## [Esercizio a]
Mi restituisci, identico, il tratto dei record che va dall'inizio fino alla riga che contiene "paragraph-line: 课上我多次放手，让学生多种形式读、互读、互学等，把自主权交给他 <box>168", compresa?

◇ ◇ ◇ ◇

28
Mag
2011

Il buco nell’acqua / Speciale weekend 3

Oggi facciamo un’incursione in terra nemica. Le ragioni dei referendari sono bene esposte nel libro di Luca Martinelli, L’acqua (non) è una merce (Milano, Altreconomia, pp.152, 12 euro), che riprende e amplia la prima edizione uscita l’anno scorso. Martinelli cerca di spiegare perché, a suo avviso e di chi ha promosso la consultazione del 12-13 giugno, l’acqua dovrebbe essere considerata un servizio privo di rilevanza economica, e pertanto sottratto alla disciplina del mercato e delle gare. Ma non convince.

Il libro è interessante e onesto, e tenta – a dir la verità con una ricognizione soprattutto anedottica – di provare i vizi (attuali) del privato e le virtù (potenziali) del pubblico nella gestione dell’acqua. Fallisce, però, il test della concretezza.

I tentativi di offrire un’alternativa migliore sono deboli, o perché ricadono nella categoria “libro dei sogni” (le aziende speciali però efficienti, non come quelle di ora…), o perché hanno un’applicazione limitata e difficilmente generalizzabile. E’ questo il caso delle gestioni cooperative esistenti in alcune zone rurali o montane, a cui Martinelli dedica molto spazio, salvo però ammettere che “molti consorzi… hanno consegnato le chiavi degli acquedotti in mano agli enti locali e alle loro aziende, complici le difficoltà di gestione autonoma e le innumerevoli responsabilità per i presidenti” (p.95), o che “all’appello manca un sostegno finanziario” (p.96). E’ proprio questa duplice difficoltà – seguire pienamente un’attività che ormai ha natura complessa e industriale, e reperire i capitali – a spingere verso la privatizzazione, almeno idealmente. Allo stesso modo, se è vero che normalmente l’arrivo dei privati ha prodotto l’aumento delle tariffe, è ugualmente vero – e non viene adeguatamente riconosciuto – che, in media, ciò ha prodotto aumento degli investimenti e miglioramento del servizio (come illustra Antonio Massarutto nel suo libro qui recensito da Lucia Quaglino).

◇ ◇ ◇ ◇

## [Esercizio b]
Puoi riscrivere il passo della recensione che si apre con le parole "Il buco nell’acqua" e si chiude con "test della concretezza.", cambiando "libro" in "volume"?

◇ ◇ ◇ ◇

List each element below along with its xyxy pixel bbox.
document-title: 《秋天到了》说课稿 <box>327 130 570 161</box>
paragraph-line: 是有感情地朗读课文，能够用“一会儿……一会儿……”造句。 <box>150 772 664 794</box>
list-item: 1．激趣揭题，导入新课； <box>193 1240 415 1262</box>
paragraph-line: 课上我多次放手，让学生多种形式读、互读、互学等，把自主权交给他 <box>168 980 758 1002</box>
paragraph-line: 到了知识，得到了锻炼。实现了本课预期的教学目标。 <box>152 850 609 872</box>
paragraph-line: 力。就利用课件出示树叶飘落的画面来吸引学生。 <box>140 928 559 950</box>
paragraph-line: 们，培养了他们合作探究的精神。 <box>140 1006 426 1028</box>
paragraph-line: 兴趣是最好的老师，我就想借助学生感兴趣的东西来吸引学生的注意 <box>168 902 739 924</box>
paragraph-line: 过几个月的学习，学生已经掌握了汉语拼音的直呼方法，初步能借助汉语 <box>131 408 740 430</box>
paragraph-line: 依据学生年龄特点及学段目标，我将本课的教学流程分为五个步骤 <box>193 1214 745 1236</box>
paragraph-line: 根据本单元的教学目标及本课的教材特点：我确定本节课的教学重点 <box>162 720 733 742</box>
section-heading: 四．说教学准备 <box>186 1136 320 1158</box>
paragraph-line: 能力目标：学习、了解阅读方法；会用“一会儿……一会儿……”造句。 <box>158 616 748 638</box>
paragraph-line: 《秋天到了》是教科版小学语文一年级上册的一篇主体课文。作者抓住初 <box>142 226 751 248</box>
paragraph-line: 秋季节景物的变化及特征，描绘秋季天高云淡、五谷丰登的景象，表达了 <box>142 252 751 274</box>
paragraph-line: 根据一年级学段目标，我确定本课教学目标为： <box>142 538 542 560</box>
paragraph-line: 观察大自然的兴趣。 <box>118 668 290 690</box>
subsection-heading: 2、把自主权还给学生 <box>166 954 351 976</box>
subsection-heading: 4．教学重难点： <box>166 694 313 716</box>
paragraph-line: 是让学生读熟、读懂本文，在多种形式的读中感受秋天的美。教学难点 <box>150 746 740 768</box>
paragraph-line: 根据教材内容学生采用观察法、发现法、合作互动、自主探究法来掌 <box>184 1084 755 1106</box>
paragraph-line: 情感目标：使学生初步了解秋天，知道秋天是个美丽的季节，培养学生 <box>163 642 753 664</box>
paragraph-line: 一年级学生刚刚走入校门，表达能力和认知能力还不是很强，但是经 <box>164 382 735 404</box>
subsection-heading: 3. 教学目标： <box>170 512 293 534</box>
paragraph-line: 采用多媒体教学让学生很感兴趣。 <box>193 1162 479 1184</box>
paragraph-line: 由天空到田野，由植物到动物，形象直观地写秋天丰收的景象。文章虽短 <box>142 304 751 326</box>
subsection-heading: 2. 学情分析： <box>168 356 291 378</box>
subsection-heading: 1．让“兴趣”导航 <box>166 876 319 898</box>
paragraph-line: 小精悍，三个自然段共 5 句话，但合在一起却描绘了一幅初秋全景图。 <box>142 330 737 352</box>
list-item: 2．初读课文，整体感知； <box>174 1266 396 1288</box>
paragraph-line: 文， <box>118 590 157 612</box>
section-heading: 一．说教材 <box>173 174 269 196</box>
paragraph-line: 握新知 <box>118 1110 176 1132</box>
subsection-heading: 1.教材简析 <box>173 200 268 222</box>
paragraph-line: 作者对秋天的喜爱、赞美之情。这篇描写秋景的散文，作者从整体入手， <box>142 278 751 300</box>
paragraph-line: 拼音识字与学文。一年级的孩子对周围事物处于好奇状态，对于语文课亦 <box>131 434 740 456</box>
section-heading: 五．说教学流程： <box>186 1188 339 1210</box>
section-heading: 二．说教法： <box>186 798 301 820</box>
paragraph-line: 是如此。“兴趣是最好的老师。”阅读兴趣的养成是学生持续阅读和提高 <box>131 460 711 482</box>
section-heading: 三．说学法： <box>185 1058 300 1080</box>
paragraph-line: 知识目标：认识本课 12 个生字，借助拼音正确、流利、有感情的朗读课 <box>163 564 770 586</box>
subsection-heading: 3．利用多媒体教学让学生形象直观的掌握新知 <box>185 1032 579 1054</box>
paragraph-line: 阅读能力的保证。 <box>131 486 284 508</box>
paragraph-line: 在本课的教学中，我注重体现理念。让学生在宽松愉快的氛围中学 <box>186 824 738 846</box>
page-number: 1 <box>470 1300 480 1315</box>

◇ ◇ ◇ ◇

## [Risposta scritta a]
List each element below along with its xyxy pixel bbox.
document-title: 《秋天到了》说课稿 <box>327 130 570 161</box>
paragraph-line: 是有感情地朗读课文，能够用“一会儿……一会儿……”造句。 <box>150 772 664 794</box>
list-item: 1．激趣揭题，导入新课； <box>193 1240 415 1262</box>
paragraph-line: 课上我多次放手，让学生多种形式读、互读、互学等，把自主权交给他 <box>168 980 758 1002</box>

## [Risposta scritta b]
Il buco nell’acqua / Speciale weekend 3

Oggi facciamo un’incursione in terra nemica. Le ragioni dei referendari sono bene esposte nel volume di Luca Martinelli, L’acqua (non) è una merce (Milano, Altreconomia, pp.152, 12 euro), che riprende e amplia la prima edizione uscita l’anno scorso. Martinelli cerca di spiegare perché, a suo avviso e di chi ha promosso la consultazione del 12-13 giugno, l’acqua dovrebbe essere considerata un servizio privo di rilevanza economica, e pertanto sottratto alla disciplina del mercato e delle gare. Ma non convince.

Il volume è interessante e onesto, e tenta – a dir la verità con una ricognizione soprattutto anedottica – di provare i vizi (attuali) del privato e le virtù (potenziali) del pubblico nella gestione dell’acqua. Fallisce, però, il test della concretezza.